• [Stated problem a] According to the biography, in which prison was Mehbube Ablesh detained?

• [Page]
Mehbube Ablesh (born 1979) is a Uyghur radio presenter, journalist, poet and political prisoner. She was arrested in 2008 and her whereabouts were still unknown in 2015.

Biography 
Ablesh was born in 1979. In August 2008 she was dismissed from her role in the advertising department of Xinjiang People's Radio Station, which is based in Ürümqi. After her dismissal she was arrested by police on charges relating to her blogging and her criticism of the authorities. This reportedly including criticism of the 2008 Beijing Summer Olympics and well as the Chinese government's response to the effects of the Sichuan earthquake in 2008 on Uyghur communities. Criticism levelled at Ablesh after she was imprisoned included the fact that she was a Muslim woman, but did not wear a headscarf. She was detained at Xinjiang Number 2 Prison. Her detention by Chinese authorities violated Article 19 of the International Covenant on Civil and Political Rights.

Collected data
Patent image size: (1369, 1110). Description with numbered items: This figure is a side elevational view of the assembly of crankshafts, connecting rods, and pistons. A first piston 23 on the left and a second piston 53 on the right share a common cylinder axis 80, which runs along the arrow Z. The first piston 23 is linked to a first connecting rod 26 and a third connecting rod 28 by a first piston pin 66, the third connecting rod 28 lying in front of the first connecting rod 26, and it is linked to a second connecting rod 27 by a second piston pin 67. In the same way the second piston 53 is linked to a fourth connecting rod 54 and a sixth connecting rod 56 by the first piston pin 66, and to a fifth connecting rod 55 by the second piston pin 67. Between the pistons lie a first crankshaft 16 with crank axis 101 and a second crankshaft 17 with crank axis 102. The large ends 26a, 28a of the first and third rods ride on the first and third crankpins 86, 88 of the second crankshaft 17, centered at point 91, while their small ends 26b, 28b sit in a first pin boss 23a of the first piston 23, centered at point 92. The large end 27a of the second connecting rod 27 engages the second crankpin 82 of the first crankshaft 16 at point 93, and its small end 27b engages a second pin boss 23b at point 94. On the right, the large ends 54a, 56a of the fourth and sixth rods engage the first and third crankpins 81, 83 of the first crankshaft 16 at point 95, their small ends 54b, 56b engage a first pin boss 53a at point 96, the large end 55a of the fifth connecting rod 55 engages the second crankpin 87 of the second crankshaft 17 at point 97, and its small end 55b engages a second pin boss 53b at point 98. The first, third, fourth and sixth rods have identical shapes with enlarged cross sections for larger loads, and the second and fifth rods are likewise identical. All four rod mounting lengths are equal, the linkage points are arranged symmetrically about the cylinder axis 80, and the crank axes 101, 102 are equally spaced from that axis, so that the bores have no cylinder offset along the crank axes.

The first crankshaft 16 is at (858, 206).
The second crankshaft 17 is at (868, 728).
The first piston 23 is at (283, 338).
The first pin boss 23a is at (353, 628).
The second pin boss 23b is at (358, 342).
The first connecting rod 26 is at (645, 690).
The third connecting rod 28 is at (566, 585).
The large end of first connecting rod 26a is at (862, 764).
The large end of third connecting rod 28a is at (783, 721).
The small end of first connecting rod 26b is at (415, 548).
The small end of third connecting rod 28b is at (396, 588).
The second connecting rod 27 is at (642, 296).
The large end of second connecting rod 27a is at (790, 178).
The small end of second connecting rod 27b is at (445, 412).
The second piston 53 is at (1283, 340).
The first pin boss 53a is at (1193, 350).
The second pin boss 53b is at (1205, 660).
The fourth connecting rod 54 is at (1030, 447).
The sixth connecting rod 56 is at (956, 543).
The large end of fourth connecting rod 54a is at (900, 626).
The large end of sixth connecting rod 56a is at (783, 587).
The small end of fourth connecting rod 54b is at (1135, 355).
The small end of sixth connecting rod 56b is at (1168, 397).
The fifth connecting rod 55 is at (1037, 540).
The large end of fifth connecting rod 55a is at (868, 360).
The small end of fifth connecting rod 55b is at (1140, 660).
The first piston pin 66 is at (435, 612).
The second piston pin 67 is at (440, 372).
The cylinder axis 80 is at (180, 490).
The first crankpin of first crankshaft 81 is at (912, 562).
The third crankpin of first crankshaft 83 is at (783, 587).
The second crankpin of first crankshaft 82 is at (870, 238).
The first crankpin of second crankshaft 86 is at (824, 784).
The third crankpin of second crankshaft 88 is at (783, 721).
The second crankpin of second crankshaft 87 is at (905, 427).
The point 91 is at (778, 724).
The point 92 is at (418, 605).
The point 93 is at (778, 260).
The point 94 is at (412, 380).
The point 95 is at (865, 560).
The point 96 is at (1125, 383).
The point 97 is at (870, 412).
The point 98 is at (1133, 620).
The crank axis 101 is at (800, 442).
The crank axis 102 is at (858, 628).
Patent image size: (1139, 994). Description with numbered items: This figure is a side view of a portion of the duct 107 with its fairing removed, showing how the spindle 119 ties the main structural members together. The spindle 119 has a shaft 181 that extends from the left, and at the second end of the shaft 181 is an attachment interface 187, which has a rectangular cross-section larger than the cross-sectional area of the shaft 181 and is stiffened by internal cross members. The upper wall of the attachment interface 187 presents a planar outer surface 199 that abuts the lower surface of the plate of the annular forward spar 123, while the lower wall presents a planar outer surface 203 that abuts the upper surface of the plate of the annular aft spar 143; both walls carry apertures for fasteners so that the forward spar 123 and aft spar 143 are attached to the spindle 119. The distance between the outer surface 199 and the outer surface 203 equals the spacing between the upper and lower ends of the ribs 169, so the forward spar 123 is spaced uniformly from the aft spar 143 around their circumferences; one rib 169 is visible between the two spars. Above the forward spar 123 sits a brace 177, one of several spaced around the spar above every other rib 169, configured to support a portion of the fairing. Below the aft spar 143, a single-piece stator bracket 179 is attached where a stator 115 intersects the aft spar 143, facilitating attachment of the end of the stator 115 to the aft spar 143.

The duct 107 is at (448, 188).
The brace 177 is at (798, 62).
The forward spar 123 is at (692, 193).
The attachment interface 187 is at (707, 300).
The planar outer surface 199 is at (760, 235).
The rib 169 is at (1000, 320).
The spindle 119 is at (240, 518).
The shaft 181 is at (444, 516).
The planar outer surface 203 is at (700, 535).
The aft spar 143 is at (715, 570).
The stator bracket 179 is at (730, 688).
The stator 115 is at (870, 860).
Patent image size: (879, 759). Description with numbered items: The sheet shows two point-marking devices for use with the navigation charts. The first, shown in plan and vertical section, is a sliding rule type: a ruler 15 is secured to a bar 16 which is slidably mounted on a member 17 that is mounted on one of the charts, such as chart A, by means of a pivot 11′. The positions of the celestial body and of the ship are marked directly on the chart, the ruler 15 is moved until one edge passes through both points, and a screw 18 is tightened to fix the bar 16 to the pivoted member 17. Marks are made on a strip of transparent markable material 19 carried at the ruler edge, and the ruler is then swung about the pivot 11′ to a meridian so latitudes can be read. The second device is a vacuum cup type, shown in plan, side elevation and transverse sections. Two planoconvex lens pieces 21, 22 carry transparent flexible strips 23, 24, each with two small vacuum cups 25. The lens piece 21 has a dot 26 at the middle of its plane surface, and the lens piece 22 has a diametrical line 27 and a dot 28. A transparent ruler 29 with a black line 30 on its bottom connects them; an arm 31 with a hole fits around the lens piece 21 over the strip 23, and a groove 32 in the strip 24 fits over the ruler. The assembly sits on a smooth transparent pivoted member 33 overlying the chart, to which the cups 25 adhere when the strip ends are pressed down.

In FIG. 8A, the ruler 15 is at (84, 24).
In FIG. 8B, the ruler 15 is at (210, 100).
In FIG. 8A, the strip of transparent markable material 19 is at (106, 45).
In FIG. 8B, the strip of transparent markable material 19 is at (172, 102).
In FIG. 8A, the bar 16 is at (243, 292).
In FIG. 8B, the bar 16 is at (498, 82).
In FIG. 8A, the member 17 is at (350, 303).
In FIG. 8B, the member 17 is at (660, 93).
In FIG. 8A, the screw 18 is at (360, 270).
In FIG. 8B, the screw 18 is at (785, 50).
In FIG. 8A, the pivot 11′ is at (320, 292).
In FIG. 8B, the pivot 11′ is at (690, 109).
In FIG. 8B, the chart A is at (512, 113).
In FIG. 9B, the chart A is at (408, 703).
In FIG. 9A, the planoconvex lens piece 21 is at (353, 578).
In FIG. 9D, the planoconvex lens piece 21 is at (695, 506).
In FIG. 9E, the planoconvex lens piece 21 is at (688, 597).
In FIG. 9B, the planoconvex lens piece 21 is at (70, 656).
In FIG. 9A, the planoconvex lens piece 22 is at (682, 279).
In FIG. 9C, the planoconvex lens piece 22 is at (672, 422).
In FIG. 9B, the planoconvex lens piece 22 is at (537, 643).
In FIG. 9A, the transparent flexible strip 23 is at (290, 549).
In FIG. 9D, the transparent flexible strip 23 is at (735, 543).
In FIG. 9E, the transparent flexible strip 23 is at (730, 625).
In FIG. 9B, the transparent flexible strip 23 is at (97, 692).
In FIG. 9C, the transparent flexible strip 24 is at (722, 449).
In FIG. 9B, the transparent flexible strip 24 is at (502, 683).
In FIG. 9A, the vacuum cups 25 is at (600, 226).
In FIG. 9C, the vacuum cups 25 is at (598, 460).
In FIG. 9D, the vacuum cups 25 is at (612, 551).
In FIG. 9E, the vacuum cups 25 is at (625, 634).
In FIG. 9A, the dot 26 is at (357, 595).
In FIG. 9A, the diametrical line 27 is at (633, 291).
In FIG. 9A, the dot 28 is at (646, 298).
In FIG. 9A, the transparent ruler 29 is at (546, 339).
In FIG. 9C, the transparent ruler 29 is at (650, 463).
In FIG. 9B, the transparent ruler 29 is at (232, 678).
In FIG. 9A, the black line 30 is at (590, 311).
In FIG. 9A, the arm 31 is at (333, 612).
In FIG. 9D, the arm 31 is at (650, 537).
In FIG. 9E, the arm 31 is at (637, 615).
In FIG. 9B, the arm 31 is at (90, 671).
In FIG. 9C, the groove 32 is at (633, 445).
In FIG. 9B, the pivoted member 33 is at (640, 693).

• [Stated problem b] In the technical graphic entries, begin at the line that has "Patent image size: (879, 759)." and stop after the line that has "In FIG. 8B, the member 17 is at (660, 93).". Rewrite only those lines, changing "navigation charts" to "nautical charts" and leaving everything else as it is.

• [Output a] Xinjiang Number 2 Prison.

• [Output b]
Patent image size: (879, 759). Description with numbered items: The sheet shows two point-marking devices for use with the nautical charts. The first, shown in plan and vertical section, is a sliding rule type: a ruler 15 is secured to a bar 16 which is slidably mounted on a member 17 that is mounted on one of the charts, such as chart A, by means of a pivot 11′. The positions of the celestial body and of the ship are marked directly on the chart, the ruler 15 is moved until one edge passes through both points, and a screw 18 is tightened to fix the bar 16 to the pivoted member 17. Marks are made on a strip of transparent markable material 19 carried at the ruler edge, and the ruler is then swung about the pivot 11′ to a meridian so latitudes can be read. The second device is a vacuum cup type, shown in plan, side elevation and transverse sections. Two planoconvex lens pieces 21, 22 carry transparent flexible strips 23, 24, each with two small vacuum cups 25. The lens piece 21 has a dot 26 at the middle of its plane surface, and the lens piece 22 has a diametrical line 27 and a dot 28. A transparent ruler 29 with a black line 30 on its bottom connects them; an arm 31 with a hole fits around the lens piece 21 over the strip 23, and a groove 32 in the strip 24 fits over the ruler. The assembly sits on a smooth transparent pivoted member 33 overlying the chart, to which the cups 25 adhere when the strip ends are pressed down.

In FIG. 8A, the ruler 15 is at (84, 24).
In FIG. 8B, the ruler 15 is at (210, 100).
In FIG. 8A, the strip of transparent markable material 19 is at (106, 45).
In FIG. 8B, the strip of transparent markable material 19 is at (172, 102).
In FIG. 8A, the bar 16 is at (243, 292).
In FIG. 8B, the bar 16 is at (498, 82).
In FIG. 8A, the member 17 is at (350, 303).
In FIG. 8B, the member 17 is at (660, 93).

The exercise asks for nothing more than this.